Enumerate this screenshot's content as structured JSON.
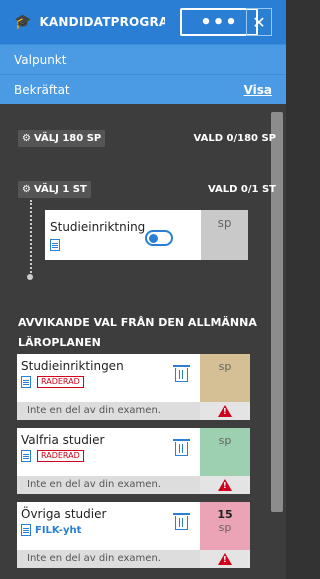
{
  "header": {
    "title": "KANDIDATPROGRAM",
    "more_label": "•••",
    "close_label": "✕"
  },
  "rows": {
    "valpunkt": "Valpunkt",
    "bekraftat": "Bekräftat",
    "visa": "Visa"
  },
  "selection": {
    "group1": {
      "label": "VÄLJ 180 SP",
      "status": "VALD 0/180 SP"
    },
    "group2": {
      "label": "VÄLJ 1 ST",
      "status": "VALD 0/1 ST"
    }
  },
  "study_card": {
    "name": "Studieinriktning",
    "sp": "sp",
    "sp_color": "#c9c9c9"
  },
  "deviating": {
    "heading": "AVVIKANDE VAL FRÅN DEN ALLMÄNNA LÄROPLANEN",
    "cards": [
      {
        "name": "Studieinriktingen",
        "tag": "RADERAD",
        "sp": "sp",
        "sp_value": "",
        "note": "Inte en del av din examen.",
        "color": "#d5bf95"
      },
      {
        "name": "Valfria studier",
        "tag": "RADERAD",
        "sp": "sp",
        "sp_value": "",
        "note": "Inte en del av din examen.",
        "color": "#9dcfb1"
      },
      {
        "name": "Övriga studier",
        "link": "FILK-yht",
        "sp": "sp",
        "sp_value": "15",
        "note": "Inte en del av din examen.",
        "color": "#eba4b5"
      }
    ]
  },
  "colors": {
    "accent": "#2a7fd4",
    "header": "#2a7fd4",
    "subheader": "#4a9ae4",
    "danger": "#d0021b"
  }
}
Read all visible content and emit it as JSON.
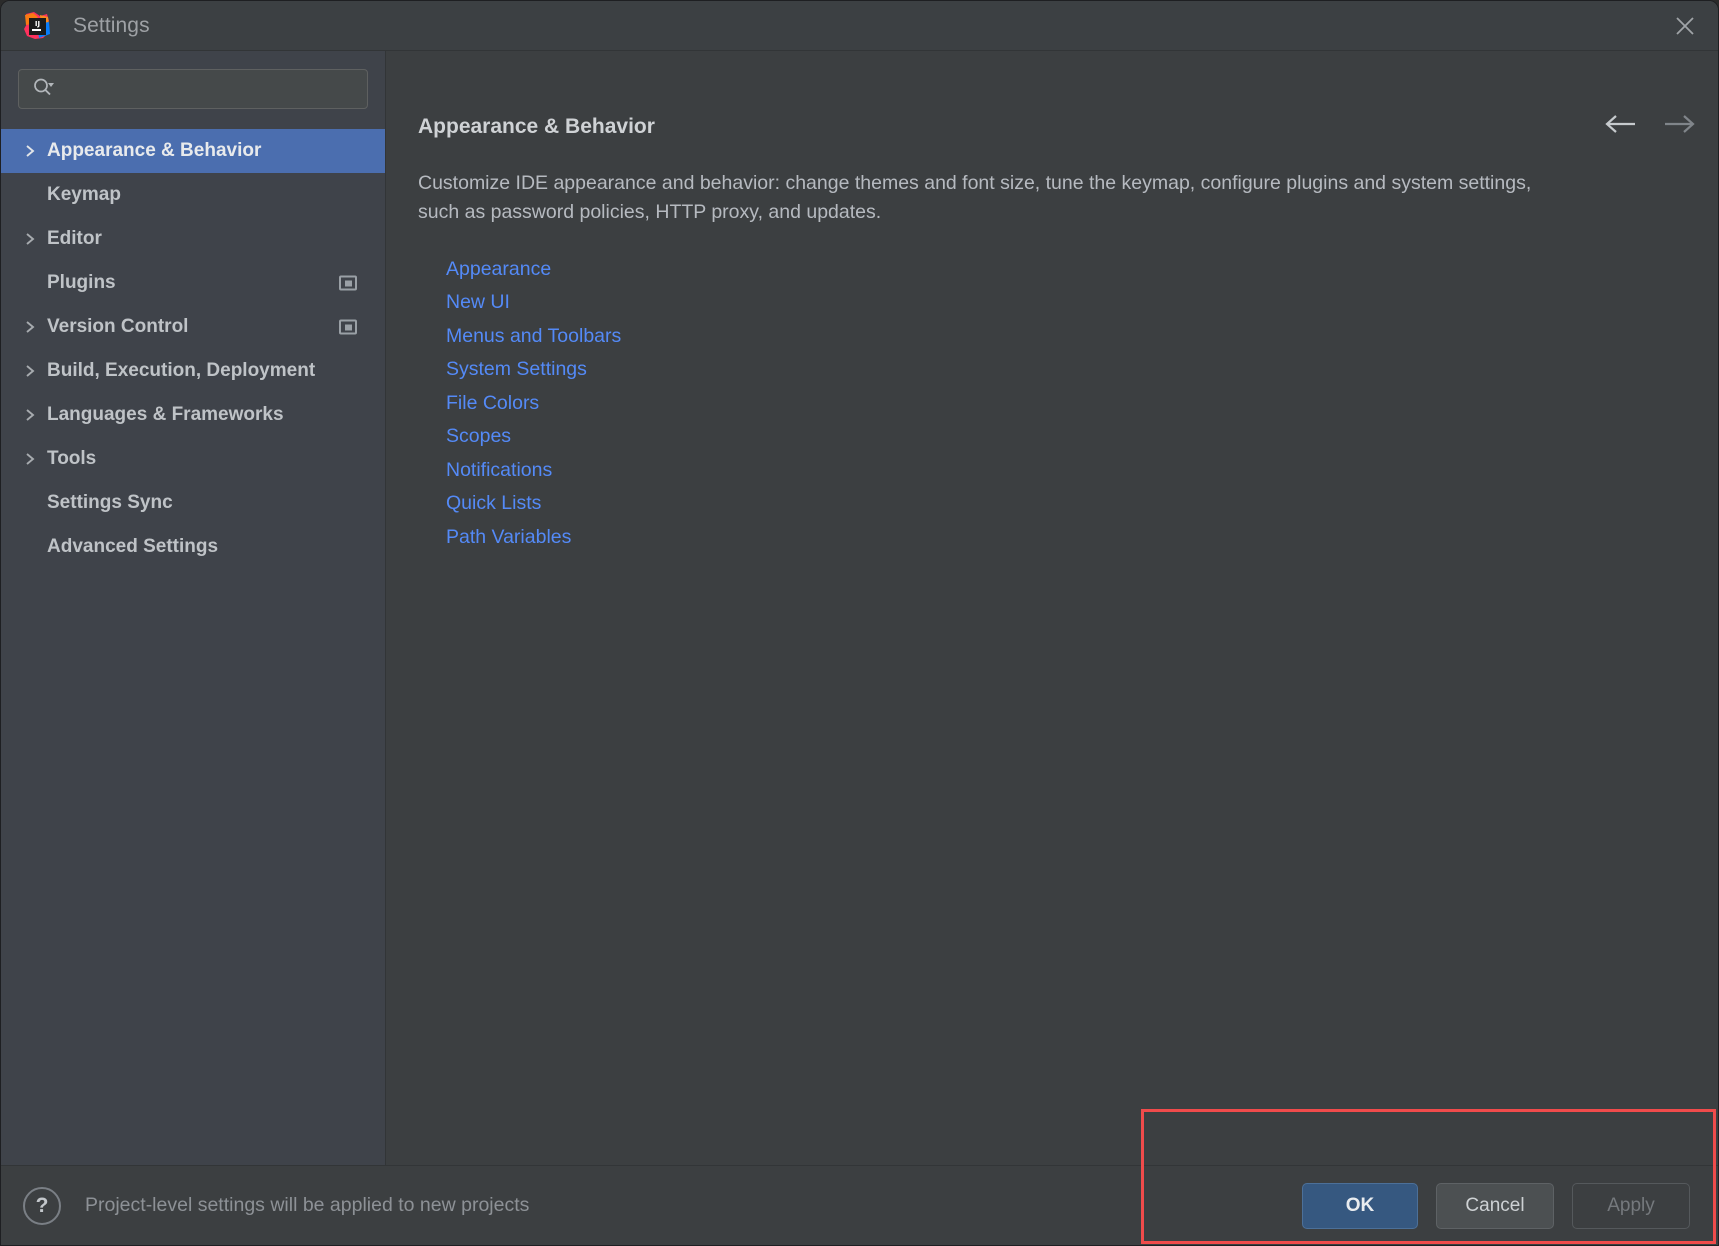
{
  "window": {
    "title": "Settings",
    "app_icon": "intellij-idea-logo",
    "close_icon": "close-icon"
  },
  "sidebar": {
    "search": {
      "placeholder": "",
      "value": "",
      "icon": "search-icon",
      "dropdown_icon": "chevron-down-icon"
    },
    "items": [
      {
        "label": "Appearance & Behavior",
        "expandable": true,
        "selected": true,
        "badge": false
      },
      {
        "label": "Keymap",
        "expandable": false,
        "selected": false,
        "badge": false
      },
      {
        "label": "Editor",
        "expandable": true,
        "selected": false,
        "badge": false
      },
      {
        "label": "Plugins",
        "expandable": false,
        "selected": false,
        "badge": true
      },
      {
        "label": "Version Control",
        "expandable": true,
        "selected": false,
        "badge": true
      },
      {
        "label": "Build, Execution, Deployment",
        "expandable": true,
        "selected": false,
        "badge": false
      },
      {
        "label": "Languages & Frameworks",
        "expandable": true,
        "selected": false,
        "badge": false
      },
      {
        "label": "Tools",
        "expandable": true,
        "selected": false,
        "badge": false
      },
      {
        "label": "Settings Sync",
        "expandable": false,
        "selected": false,
        "badge": false
      },
      {
        "label": "Advanced Settings",
        "expandable": false,
        "selected": false,
        "badge": false
      }
    ]
  },
  "content": {
    "header": "Appearance & Behavior",
    "description": "Customize IDE appearance and behavior: change themes and font size, tune the keymap, configure plugins and system settings, such as password policies, HTTP proxy, and updates.",
    "links": [
      "Appearance",
      "New UI",
      "Menus and Toolbars",
      "System Settings",
      "File Colors",
      "Scopes",
      "Notifications",
      "Quick Lists",
      "Path Variables"
    ],
    "nav": {
      "back_icon": "arrow-left-icon",
      "forward_icon": "arrow-right-icon"
    }
  },
  "footer": {
    "help_icon": "question-mark-icon",
    "note": "Project-level settings will be applied to new projects",
    "buttons": [
      {
        "label": "OK",
        "style": "primary",
        "enabled": true
      },
      {
        "label": "Cancel",
        "style": "default",
        "enabled": true
      },
      {
        "label": "Apply",
        "style": "disabled",
        "enabled": false
      }
    ]
  },
  "colors": {
    "selection_blue": "#4b6eaf",
    "link_blue": "#548af7",
    "primary_button": "#365880",
    "annotation_red": "#f04b4b",
    "sidebar_bg": "#3f434a",
    "content_bg": "#3c3f41"
  }
}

:: WHAT THE EXERCISE ASKS ::
Pictures are excluded; output everything else in the data verbatim.

:: ANSWER TO THIS TASK ::
Enumerate this screenshot's content as structured JSON.
{
  "header": {
    "title": "KANDIDATPROGRAM",
    "more_label": "•••",
    "close_label": "✕"
  },
  "rows": {
    "valpunkt": "Valpunkt",
    "bekraftat": "Bekräftat",
    "visa": "Visa"
  },
  "selection": {
    "group1": {
      "label": "VÄLJ 180 SP",
      "status": "VALD 0/180 SP"
    },
    "group2": {
      "label": "VÄLJ 1 ST",
      "status": "VALD 0/1 ST"
    }
  },
  "study_card": {
    "name": "Studieinriktning",
    "sp": "sp",
    "sp_color": "#c9c9c9"
  },
  "deviating": {
    "heading": "AVVIKANDE VAL FRÅN DEN ALLMÄNNA LÄROPLANEN",
    "cards": [
      {
        "name": "Studieinriktingen",
        "tag": "RADERAD",
        "sp": "sp",
        "sp_value": "",
        "note": "Inte en del av din examen.",
        "color": "#d5bf95"
      },
      {
        "name": "Valfria studier",
        "tag": "RADERAD",
        "sp": "sp",
        "sp_value": "",
        "note": "Inte en del av din examen.",
        "color": "#9dcfb1"
      },
      {
        "name": "Övriga studier",
        "link": "FILK-yht",
        "sp": "sp",
        "sp_value": "15",
        "note": "Inte en del av din examen.",
        "color": "#eba4b5"
      }
    ]
  },
  "colors": {
    "accent": "#2a7fd4",
    "header": "#2a7fd4",
    "subheader": "#4a9ae4",
    "danger": "#d0021b"
  }
}
Read all visible content and emit it as JSON.
{
  "window": {
    "title": "Settings",
    "app_icon": "intellij-idea-logo",
    "close_icon": "close-icon"
  },
  "sidebar": {
    "search": {
      "placeholder": "",
      "value": "",
      "icon": "search-icon",
      "dropdown_icon": "chevron-down-icon"
    },
    "items": [
      {
        "label": "Appearance & Behavior",
        "expandable": true,
        "selected": true,
        "badge": false
      },
      {
        "label": "Keymap",
        "expandable": false,
        "selected": false,
        "badge": false
      },
      {
        "label": "Editor",
        "expandable": true,
        "selected": false,
        "badge": false
      },
      {
        "label": "Plugins",
        "expandable": false,
        "selected": false,
        "badge": true
      },
      {
        "label": "Version Control",
        "expandable": true,
        "selected": false,
        "badge": true
      },
      {
        "label": "Build, Execution, Deployment",
        "expandable": true,
        "selected": false,
        "badge": false
      },
      {
        "label": "Languages & Frameworks",
        "expandable": true,
        "selected": false,
        "badge": false
      },
      {
        "label": "Tools",
        "expandable": true,
        "selected": false,
        "badge": false
      },
      {
        "label": "Settings Sync",
        "expandable": false,
        "selected": false,
        "badge": false
      },
      {
        "label": "Advanced Settings",
        "expandable": false,
        "selected": false,
        "badge": false
      }
    ]
  },
  "content": {
    "header": "Appearance & Behavior",
    "description": "Customize IDE appearance and behavior: change themes and font size, tune the keymap, configure plugins and system settings, such as password policies, HTTP proxy, and updates.",
    "links": [
      "Appearance",
      "New UI",
      "Menus and Toolbars",
      "System Settings",
      "File Colors",
      "Scopes",
      "Notifications",
      "Quick Lists",
      "Path Variables"
    ],
    "nav": {
      "back_icon": "arrow-left-icon",
      "forward_icon": "arrow-right-icon"
    }
  },
  "footer": {
    "help_icon": "question-mark-icon",
    "note": "Project-level settings will be applied to new projects",
    "buttons": [
      {
        "label": "OK",
        "style": "primary",
        "enabled": true
      },
      {
        "label": "Cancel",
        "style": "default",
        "enabled": true
      },
      {
        "label": "Apply",
        "style": "disabled",
        "enabled": false
      }
    ]
  },
  "colors": {
    "selection_blue": "#4b6eaf",
    "link_blue": "#548af7",
    "primary_button": "#365880",
    "annotation_red": "#f04b4b",
    "sidebar_bg": "#3f434a",
    "content_bg": "#3c3f41"
  }
}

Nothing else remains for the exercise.